#### STORED DATA
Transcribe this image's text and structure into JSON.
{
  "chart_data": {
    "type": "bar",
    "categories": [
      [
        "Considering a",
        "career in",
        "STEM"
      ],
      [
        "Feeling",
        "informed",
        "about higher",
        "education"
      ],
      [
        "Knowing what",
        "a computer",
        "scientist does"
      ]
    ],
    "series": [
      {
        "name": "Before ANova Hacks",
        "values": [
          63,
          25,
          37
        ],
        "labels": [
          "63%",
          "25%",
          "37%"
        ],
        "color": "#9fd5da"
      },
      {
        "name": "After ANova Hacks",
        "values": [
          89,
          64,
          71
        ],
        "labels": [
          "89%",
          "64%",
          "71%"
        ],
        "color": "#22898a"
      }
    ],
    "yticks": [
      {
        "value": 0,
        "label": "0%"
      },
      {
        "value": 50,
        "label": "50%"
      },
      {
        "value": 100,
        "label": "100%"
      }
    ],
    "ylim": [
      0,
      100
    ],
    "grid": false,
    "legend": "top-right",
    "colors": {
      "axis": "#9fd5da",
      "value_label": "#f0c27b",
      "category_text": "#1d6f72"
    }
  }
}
########
INSTRUCTIONS FOR THE TASK: Please repeat the listing above in full and exactly.

EXERCISE OUTPUT:
Transcribe this image's text and structure into JSON.
{
  "chart_data": {
    "type": "bar",
    "categories": [
      [
        "Considering a",
        "career in",
        "STEM"
      ],
      [
        "Feeling",
        "informed",
        "about higher",
        "education"
      ],
      [
        "Knowing what",
        "a computer",
        "scientist does"
      ]
    ],
    "series": [
      {
        "name": "Before ANova Hacks",
        "values": [
          63,
          25,
          37
        ],
        "labels": [
          "63%",
          "25%",
          "37%"
        ],
        "color": "#9fd5da"
      },
      {
        "name": "After ANova Hacks",
        "values": [
          89,
          64,
          71
        ],
        "labels": [
          "89%",
          "64%",
          "71%"
        ],
        "color": "#22898a"
      }
    ],
    "yticks": [
      {
        "value": 0,
        "label": "0%"
      },
      {
        "value": 50,
        "label": "50%"
      },
      {
        "value": 100,
        "label": "100%"
      }
    ],
    "ylim": [
      0,
      100
    ],
    "grid": false,
    "legend": "top-right",
    "colors": {
      "axis": "#9fd5da",
      "value_label": "#f0c27b",
      "category_text": "#1d6f72"
    }
  }
}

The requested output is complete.